Make an exact copy of the entries below with the pictures removed.

==*==

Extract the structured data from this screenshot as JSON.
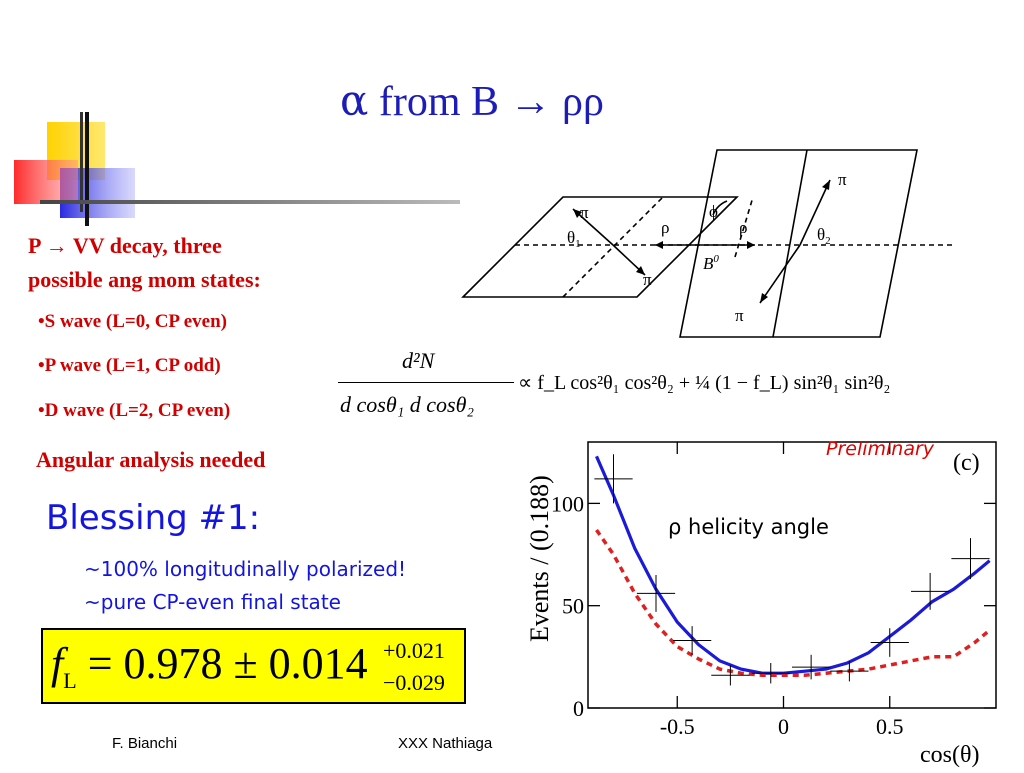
{
  "slide": {
    "title_symbol": "α",
    "title_text": " from B → ρρ",
    "intro_line1": "P → VV decay, three",
    "intro_line2": "possible ang mom states:",
    "bullets": [
      "•S wave (L=0, CP even)",
      "•P wave (L=1, CP odd)",
      "•D wave (L=2, CP even)"
    ],
    "angular_note": "Angular analysis needed",
    "blessing": "Blessing #1:",
    "blessing_line1": "~100% longitudinally polarized!",
    "blessing_line2": "~pure CP-even final state",
    "result": {
      "lhs": "f",
      "lhs_sub": "L",
      "equals": " = 0.978 ± 0.014",
      "sup": "+0.021",
      "sub": "−0.029"
    },
    "footer_author": "F. Bianchi",
    "footer_conf": "XXX Nathiaga",
    "colors": {
      "title": "#1c1cb8",
      "red_text": "#d00000",
      "blue_text": "#1414e0",
      "result_box": "#ffff00"
    }
  },
  "diagram": {
    "labels": {
      "pi": "π",
      "rho": "ρ",
      "theta1": "θ",
      "theta1_sub": "1",
      "theta2": "θ",
      "theta2_sub": "2",
      "phi": "ϕ",
      "b0": "B",
      "b0_sup": "0"
    }
  },
  "equation": {
    "num": "d²N",
    "den": "d cosθ₁ d cosθ₂",
    "rhs": "∝  f_L cos²θ₁ cos²θ₂ + ¼ (1 − f_L) sin²θ₁ sin²θ₂"
  },
  "chart_data": {
    "type": "line",
    "xlabel": "cos(θ)",
    "ylabel": "Events / (0.188)",
    "panel_label": "(c)",
    "preliminary": "Preliminary",
    "annotation": "ρ helicity angle",
    "xlim": [
      -0.92,
      1.0
    ],
    "ylim": [
      0,
      130
    ],
    "x_ticks": [
      "-0.5",
      "0",
      "0.5"
    ],
    "x_tick_values": [
      -0.5,
      0,
      0.5
    ],
    "y_ticks": [
      "0",
      "50",
      "100"
    ],
    "y_tick_values": [
      0,
      50,
      100
    ],
    "data_points": [
      {
        "x": -0.8,
        "y": 112,
        "xerr": 0.09,
        "yerr": 12
      },
      {
        "x": -0.6,
        "y": 56,
        "xerr": 0.09,
        "yerr": 9
      },
      {
        "x": -0.43,
        "y": 33,
        "xerr": 0.09,
        "yerr": 7
      },
      {
        "x": -0.25,
        "y": 16,
        "xerr": 0.09,
        "yerr": 5
      },
      {
        "x": -0.06,
        "y": 17,
        "xerr": 0.09,
        "yerr": 5
      },
      {
        "x": 0.13,
        "y": 20,
        "xerr": 0.09,
        "yerr": 6
      },
      {
        "x": 0.31,
        "y": 18,
        "xerr": 0.09,
        "yerr": 5
      },
      {
        "x": 0.5,
        "y": 32,
        "xerr": 0.09,
        "yerr": 7
      },
      {
        "x": 0.69,
        "y": 57,
        "xerr": 0.09,
        "yerr": 9
      },
      {
        "x": 0.88,
        "y": 73,
        "xerr": 0.09,
        "yerr": 10
      }
    ],
    "series": [
      {
        "color": "#1a1ad8",
        "style": "solid",
        "x": [
          -0.88,
          -0.8,
          -0.7,
          -0.6,
          -0.5,
          -0.4,
          -0.3,
          -0.2,
          -0.1,
          0.0,
          0.1,
          0.2,
          0.3,
          0.4,
          0.5,
          0.6,
          0.7,
          0.8,
          0.9,
          0.97
        ],
        "y": [
          123,
          104,
          78,
          58,
          42,
          31,
          23,
          19,
          17,
          17,
          18,
          19,
          22,
          27,
          35,
          43,
          52,
          58,
          66,
          72
        ]
      },
      {
        "color": "#e02020",
        "style": "dashed",
        "x": [
          -0.88,
          -0.8,
          -0.7,
          -0.6,
          -0.5,
          -0.4,
          -0.3,
          -0.2,
          -0.1,
          0.0,
          0.1,
          0.2,
          0.3,
          0.4,
          0.5,
          0.6,
          0.7,
          0.8,
          0.9,
          0.97
        ],
        "y": [
          87,
          75,
          56,
          41,
          30,
          24,
          19,
          17,
          16,
          16,
          16,
          17,
          18,
          19,
          21,
          23,
          25,
          25,
          32,
          38
        ]
      }
    ]
  }
}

==*==

Answer to the exercise:
Extract the structured data from this screenshot as JSON.
{
  "slide": {
    "title_symbol": "α",
    "title_text": " from B → ρρ",
    "intro_line1": "P → VV decay, three",
    "intro_line2": "possible ang mom states:",
    "bullets": [
      "•S wave (L=0, CP even)",
      "•P wave (L=1, CP odd)",
      "•D wave (L=2, CP even)"
    ],
    "angular_note": "Angular analysis needed",
    "blessing": "Blessing #1:",
    "blessing_line1": "~100% longitudinally polarized!",
    "blessing_line2": "~pure CP-even final state",
    "result": {
      "lhs": "f",
      "lhs_sub": "L",
      "equals": " = 0.978 ± 0.014",
      "sup": "+0.021",
      "sub": "−0.029"
    },
    "footer_author": "F. Bianchi",
    "footer_conf": "XXX Nathiaga",
    "colors": {
      "title": "#1c1cb8",
      "red_text": "#d00000",
      "blue_text": "#1414e0",
      "result_box": "#ffff00"
    }
  },
  "diagram": {
    "labels": {
      "pi": "π",
      "rho": "ρ",
      "theta1": "θ",
      "theta1_sub": "1",
      "theta2": "θ",
      "theta2_sub": "2",
      "phi": "ϕ",
      "b0": "B",
      "b0_sup": "0"
    }
  },
  "equation": {
    "num": "d²N",
    "den": "d cosθ₁ d cosθ₂",
    "rhs": "∝  f_L cos²θ₁ cos²θ₂ + ¼ (1 − f_L) sin²θ₁ sin²θ₂"
  },
  "chart_data": {
    "type": "line",
    "xlabel": "cos(θ)",
    "ylabel": "Events / (0.188)",
    "panel_label": "(c)",
    "preliminary": "Preliminary",
    "annotation": "ρ helicity angle",
    "xlim": [
      -0.92,
      1.0
    ],
    "ylim": [
      0,
      130
    ],
    "x_ticks": [
      "-0.5",
      "0",
      "0.5"
    ],
    "x_tick_values": [
      -0.5,
      0,
      0.5
    ],
    "y_ticks": [
      "0",
      "50",
      "100"
    ],
    "y_tick_values": [
      0,
      50,
      100
    ],
    "data_points": [
      {
        "x": -0.8,
        "y": 112,
        "xerr": 0.09,
        "yerr": 12
      },
      {
        "x": -0.6,
        "y": 56,
        "xerr": 0.09,
        "yerr": 9
      },
      {
        "x": -0.43,
        "y": 33,
        "xerr": 0.09,
        "yerr": 7
      },
      {
        "x": -0.25,
        "y": 16,
        "xerr": 0.09,
        "yerr": 5
      },
      {
        "x": -0.06,
        "y": 17,
        "xerr": 0.09,
        "yerr": 5
      },
      {
        "x": 0.13,
        "y": 20,
        "xerr": 0.09,
        "yerr": 6
      },
      {
        "x": 0.31,
        "y": 18,
        "xerr": 0.09,
        "yerr": 5
      },
      {
        "x": 0.5,
        "y": 32,
        "xerr": 0.09,
        "yerr": 7
      },
      {
        "x": 0.69,
        "y": 57,
        "xerr": 0.09,
        "yerr": 9
      },
      {
        "x": 0.88,
        "y": 73,
        "xerr": 0.09,
        "yerr": 10
      }
    ],
    "series": [
      {
        "color": "#1a1ad8",
        "style": "solid",
        "x": [
          -0.88,
          -0.8,
          -0.7,
          -0.6,
          -0.5,
          -0.4,
          -0.3,
          -0.2,
          -0.1,
          0.0,
          0.1,
          0.2,
          0.3,
          0.4,
          0.5,
          0.6,
          0.7,
          0.8,
          0.9,
          0.97
        ],
        "y": [
          123,
          104,
          78,
          58,
          42,
          31,
          23,
          19,
          17,
          17,
          18,
          19,
          22,
          27,
          35,
          43,
          52,
          58,
          66,
          72
        ]
      },
      {
        "color": "#e02020",
        "style": "dashed",
        "x": [
          -0.88,
          -0.8,
          -0.7,
          -0.6,
          -0.5,
          -0.4,
          -0.3,
          -0.2,
          -0.1,
          0.0,
          0.1,
          0.2,
          0.3,
          0.4,
          0.5,
          0.6,
          0.7,
          0.8,
          0.9,
          0.97
        ],
        "y": [
          87,
          75,
          56,
          41,
          30,
          24,
          19,
          17,
          16,
          16,
          16,
          17,
          18,
          19,
          21,
          23,
          25,
          25,
          32,
          38
        ]
      }
    ]
  }
}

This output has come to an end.